# INSTRUCTIONS FOR THE TASK
Read the records below. Copy each line where the string "state" occurs.

[Collected data]
****
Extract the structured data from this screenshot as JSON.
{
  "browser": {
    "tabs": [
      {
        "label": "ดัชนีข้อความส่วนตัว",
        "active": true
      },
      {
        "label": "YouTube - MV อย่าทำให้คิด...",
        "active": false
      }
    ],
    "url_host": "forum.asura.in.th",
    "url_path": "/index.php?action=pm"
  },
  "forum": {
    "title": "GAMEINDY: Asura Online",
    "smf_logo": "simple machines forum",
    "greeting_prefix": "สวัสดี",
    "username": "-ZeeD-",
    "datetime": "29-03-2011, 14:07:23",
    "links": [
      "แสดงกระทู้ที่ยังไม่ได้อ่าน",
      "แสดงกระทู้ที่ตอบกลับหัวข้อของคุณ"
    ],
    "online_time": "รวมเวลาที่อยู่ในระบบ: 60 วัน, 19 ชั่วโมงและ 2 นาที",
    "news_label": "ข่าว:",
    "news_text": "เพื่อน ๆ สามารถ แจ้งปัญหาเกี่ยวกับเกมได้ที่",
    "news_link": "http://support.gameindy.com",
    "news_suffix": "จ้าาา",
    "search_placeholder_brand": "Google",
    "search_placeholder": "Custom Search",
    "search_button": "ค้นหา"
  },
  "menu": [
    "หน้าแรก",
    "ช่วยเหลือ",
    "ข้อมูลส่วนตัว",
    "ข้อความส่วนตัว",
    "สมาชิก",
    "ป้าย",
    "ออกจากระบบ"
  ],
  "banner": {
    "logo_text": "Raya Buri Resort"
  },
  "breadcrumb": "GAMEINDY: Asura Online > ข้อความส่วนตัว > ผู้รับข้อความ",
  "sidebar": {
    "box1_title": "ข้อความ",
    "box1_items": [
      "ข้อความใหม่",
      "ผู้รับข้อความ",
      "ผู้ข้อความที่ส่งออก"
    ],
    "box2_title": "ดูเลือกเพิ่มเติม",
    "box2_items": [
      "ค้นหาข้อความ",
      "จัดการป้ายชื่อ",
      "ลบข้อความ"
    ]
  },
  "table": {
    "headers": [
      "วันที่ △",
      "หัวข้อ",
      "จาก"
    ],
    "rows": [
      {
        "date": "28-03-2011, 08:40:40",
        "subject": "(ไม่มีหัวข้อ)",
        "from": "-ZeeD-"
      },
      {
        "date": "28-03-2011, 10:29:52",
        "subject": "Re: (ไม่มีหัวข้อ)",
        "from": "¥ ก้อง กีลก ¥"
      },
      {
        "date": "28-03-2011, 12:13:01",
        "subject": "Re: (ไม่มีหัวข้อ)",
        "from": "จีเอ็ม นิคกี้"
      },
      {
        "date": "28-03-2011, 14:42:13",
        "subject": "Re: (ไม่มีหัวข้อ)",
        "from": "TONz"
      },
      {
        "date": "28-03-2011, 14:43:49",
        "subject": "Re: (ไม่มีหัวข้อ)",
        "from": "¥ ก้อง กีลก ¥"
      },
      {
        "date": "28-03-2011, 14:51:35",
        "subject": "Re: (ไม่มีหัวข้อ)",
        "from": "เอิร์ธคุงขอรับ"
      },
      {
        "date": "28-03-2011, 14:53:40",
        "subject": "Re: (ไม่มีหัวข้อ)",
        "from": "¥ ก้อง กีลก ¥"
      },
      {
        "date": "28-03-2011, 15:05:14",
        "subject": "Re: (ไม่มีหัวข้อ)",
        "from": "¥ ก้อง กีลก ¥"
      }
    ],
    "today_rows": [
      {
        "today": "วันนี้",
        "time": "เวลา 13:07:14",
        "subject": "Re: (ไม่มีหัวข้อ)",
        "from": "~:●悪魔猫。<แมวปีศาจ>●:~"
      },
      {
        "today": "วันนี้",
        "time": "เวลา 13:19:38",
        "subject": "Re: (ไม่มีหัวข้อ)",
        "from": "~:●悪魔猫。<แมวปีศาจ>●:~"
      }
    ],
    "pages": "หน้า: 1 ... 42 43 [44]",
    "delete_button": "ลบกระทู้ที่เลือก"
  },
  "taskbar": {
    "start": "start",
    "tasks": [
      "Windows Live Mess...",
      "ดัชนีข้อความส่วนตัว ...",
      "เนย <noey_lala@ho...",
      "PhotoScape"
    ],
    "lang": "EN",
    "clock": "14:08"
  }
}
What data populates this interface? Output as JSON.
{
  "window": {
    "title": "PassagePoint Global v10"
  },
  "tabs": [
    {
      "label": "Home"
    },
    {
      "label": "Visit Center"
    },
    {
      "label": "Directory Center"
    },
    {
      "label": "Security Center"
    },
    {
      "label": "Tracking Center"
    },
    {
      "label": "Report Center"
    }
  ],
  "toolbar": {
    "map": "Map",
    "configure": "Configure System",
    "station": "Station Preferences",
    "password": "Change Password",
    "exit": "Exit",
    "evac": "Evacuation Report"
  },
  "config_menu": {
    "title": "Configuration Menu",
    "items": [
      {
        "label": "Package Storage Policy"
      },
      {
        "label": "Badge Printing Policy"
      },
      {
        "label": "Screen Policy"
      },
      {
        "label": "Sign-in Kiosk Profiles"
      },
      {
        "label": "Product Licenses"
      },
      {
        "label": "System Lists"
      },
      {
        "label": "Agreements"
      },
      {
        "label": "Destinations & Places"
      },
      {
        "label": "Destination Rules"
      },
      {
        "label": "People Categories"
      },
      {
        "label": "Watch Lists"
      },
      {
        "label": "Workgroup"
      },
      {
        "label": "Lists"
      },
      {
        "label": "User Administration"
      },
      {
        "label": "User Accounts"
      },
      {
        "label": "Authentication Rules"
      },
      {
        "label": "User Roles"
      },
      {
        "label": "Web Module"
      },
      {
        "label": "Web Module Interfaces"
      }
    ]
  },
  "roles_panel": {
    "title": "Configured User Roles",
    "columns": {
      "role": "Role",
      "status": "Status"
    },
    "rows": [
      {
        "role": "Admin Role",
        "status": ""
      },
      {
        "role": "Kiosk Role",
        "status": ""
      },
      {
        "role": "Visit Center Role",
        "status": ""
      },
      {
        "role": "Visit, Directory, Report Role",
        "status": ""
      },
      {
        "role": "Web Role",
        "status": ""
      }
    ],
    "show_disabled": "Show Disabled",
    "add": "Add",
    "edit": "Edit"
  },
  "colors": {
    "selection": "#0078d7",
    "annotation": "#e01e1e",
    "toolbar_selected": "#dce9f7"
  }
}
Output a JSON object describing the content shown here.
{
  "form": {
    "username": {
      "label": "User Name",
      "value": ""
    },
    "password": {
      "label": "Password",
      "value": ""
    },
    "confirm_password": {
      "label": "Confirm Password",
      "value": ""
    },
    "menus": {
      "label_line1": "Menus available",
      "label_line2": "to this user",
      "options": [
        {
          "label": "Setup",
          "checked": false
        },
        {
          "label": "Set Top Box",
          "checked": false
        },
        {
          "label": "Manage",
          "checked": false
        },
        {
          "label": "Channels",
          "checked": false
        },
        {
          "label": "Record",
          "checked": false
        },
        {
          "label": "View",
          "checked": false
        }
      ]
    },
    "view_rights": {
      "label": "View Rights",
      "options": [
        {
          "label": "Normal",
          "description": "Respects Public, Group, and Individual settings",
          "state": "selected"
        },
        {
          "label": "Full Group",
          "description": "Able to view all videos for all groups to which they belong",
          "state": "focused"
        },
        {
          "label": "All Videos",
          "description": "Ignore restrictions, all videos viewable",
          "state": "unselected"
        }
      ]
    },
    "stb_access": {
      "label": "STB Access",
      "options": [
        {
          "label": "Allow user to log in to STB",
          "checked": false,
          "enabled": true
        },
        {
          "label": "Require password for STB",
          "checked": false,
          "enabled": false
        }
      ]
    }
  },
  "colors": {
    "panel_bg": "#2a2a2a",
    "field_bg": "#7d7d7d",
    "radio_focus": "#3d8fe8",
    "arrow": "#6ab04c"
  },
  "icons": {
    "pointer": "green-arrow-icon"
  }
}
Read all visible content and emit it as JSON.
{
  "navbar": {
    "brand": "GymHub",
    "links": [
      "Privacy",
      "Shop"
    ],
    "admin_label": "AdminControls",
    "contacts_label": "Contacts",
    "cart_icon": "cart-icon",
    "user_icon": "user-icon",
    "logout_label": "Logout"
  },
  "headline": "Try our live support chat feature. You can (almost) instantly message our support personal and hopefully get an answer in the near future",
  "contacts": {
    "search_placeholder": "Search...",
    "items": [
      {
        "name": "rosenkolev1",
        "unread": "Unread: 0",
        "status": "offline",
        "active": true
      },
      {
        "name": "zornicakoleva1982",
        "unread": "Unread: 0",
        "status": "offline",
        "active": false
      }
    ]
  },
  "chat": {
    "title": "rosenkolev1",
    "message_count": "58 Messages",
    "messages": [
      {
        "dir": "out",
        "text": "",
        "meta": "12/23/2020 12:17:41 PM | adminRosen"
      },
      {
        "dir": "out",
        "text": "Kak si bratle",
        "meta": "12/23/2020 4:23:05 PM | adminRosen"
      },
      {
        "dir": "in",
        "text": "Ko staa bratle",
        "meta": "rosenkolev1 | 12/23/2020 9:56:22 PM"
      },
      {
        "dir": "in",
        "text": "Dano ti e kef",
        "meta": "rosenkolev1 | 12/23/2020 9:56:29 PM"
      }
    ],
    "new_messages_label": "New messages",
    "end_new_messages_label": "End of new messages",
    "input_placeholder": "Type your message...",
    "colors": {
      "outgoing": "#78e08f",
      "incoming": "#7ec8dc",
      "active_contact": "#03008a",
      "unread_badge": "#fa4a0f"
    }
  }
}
****
# FINISHED TASK
          "state": "selected"
          "state": "focused"
          "state": "unselected"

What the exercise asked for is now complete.